REQUIRED WORK >>
Reproduce the full listing below unchanged, apart from the pictures.

(Data entries)
* begin *

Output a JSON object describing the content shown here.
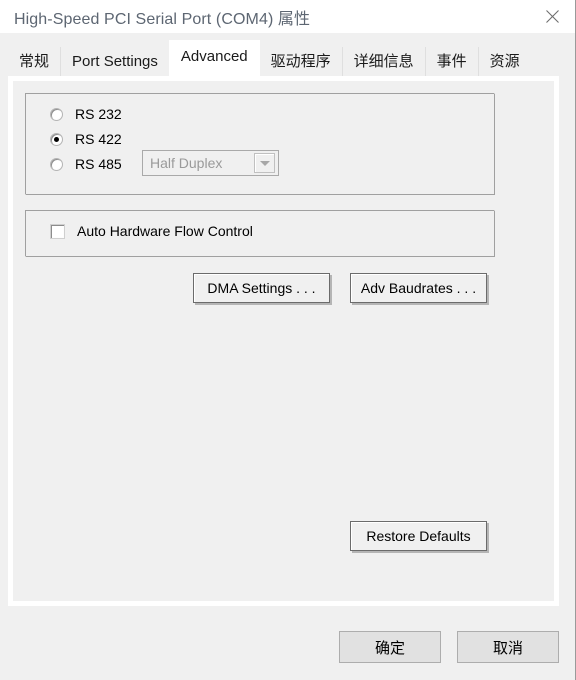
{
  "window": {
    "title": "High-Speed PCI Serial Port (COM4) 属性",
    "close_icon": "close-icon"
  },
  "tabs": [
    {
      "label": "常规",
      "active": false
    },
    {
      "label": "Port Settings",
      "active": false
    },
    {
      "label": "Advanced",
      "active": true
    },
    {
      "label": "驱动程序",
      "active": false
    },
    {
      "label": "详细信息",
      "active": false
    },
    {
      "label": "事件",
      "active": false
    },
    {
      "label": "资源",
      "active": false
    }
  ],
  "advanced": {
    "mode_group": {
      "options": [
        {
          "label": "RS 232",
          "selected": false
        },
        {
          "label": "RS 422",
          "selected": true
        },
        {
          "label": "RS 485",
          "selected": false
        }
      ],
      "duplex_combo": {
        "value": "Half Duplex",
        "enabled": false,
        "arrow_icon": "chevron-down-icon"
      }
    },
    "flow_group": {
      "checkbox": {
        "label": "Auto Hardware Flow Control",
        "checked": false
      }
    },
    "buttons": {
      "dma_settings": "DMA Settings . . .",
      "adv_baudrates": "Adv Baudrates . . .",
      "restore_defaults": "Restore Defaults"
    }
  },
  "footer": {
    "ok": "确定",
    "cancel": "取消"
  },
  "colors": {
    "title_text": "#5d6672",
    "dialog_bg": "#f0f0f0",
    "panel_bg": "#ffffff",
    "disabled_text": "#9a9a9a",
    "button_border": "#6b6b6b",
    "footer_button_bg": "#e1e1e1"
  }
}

* end *

RESULT >>
Output a JSON object describing the content shown here.
{
  "window": {
    "title": "High-Speed PCI Serial Port (COM4) 属性",
    "close_icon": "close-icon"
  },
  "tabs": [
    {
      "label": "常规",
      "active": false
    },
    {
      "label": "Port Settings",
      "active": false
    },
    {
      "label": "Advanced",
      "active": true
    },
    {
      "label": "驱动程序",
      "active": false
    },
    {
      "label": "详细信息",
      "active": false
    },
    {
      "label": "事件",
      "active": false
    },
    {
      "label": "资源",
      "active": false
    }
  ],
  "advanced": {
    "mode_group": {
      "options": [
        {
          "label": "RS 232",
          "selected": false
        },
        {
          "label": "RS 422",
          "selected": true
        },
        {
          "label": "RS 485",
          "selected": false
        }
      ],
      "duplex_combo": {
        "value": "Half Duplex",
        "enabled": false,
        "arrow_icon": "chevron-down-icon"
      }
    },
    "flow_group": {
      "checkbox": {
        "label": "Auto Hardware Flow Control",
        "checked": false
      }
    },
    "buttons": {
      "dma_settings": "DMA Settings . . .",
      "adv_baudrates": "Adv Baudrates . . .",
      "restore_defaults": "Restore Defaults"
    }
  },
  "footer": {
    "ok": "确定",
    "cancel": "取消"
  },
  "colors": {
    "title_text": "#5d6672",
    "dialog_bg": "#f0f0f0",
    "panel_bg": "#ffffff",
    "disabled_text": "#9a9a9a",
    "button_border": "#6b6b6b",
    "footer_button_bg": "#e1e1e1"
  }
}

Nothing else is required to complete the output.